▶ Stored data entries
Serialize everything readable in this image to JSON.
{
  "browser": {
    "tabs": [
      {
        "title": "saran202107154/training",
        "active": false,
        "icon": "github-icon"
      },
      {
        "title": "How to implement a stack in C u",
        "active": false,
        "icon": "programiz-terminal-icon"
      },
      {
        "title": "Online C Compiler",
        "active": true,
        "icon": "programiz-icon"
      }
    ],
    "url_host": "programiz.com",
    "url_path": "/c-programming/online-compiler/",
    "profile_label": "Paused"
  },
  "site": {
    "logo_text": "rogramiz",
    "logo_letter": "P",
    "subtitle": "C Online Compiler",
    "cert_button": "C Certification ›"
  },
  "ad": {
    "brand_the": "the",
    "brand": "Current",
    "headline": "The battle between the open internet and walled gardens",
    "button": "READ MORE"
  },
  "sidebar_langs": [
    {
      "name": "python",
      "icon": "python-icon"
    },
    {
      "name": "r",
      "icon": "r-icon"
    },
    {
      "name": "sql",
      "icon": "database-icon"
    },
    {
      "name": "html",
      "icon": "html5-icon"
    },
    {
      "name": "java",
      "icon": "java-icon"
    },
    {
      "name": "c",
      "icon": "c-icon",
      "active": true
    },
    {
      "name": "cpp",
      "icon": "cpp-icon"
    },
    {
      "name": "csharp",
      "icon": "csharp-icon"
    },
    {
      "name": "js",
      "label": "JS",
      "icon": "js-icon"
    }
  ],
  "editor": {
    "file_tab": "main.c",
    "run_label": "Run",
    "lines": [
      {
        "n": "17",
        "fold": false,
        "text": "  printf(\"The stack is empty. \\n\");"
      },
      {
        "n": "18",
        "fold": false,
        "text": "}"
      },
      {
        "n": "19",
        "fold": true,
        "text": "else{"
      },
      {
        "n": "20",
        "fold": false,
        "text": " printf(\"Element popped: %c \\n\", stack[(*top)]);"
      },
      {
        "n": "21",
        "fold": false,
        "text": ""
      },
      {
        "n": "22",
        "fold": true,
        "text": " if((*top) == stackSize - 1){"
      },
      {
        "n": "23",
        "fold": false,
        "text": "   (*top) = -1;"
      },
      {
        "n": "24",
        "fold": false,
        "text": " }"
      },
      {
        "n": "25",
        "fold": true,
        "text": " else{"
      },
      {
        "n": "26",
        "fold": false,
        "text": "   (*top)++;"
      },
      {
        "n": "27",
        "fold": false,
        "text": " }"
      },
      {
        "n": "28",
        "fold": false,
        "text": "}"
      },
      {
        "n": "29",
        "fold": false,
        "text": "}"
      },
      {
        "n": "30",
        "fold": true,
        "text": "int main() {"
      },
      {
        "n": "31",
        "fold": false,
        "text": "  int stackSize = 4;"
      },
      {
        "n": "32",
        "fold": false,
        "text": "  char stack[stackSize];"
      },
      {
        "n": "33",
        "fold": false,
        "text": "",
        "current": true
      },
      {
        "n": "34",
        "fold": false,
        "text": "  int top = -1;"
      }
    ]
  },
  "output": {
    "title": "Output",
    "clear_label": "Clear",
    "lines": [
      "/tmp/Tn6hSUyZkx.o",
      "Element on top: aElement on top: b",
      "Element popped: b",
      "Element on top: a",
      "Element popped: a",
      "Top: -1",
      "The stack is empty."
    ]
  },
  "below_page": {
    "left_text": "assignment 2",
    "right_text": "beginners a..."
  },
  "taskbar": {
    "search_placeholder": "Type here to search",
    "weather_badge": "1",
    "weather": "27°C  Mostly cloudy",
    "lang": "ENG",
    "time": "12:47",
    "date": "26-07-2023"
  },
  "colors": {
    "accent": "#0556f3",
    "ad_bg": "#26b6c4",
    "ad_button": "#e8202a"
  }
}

▶ Your goal
Identify the lines of the data that contain the word "empty". Copy each of them.

▶ Answer to the problem
        "text": "  printf(\"The stack is empty. \\n\");"
      "The stack is empty."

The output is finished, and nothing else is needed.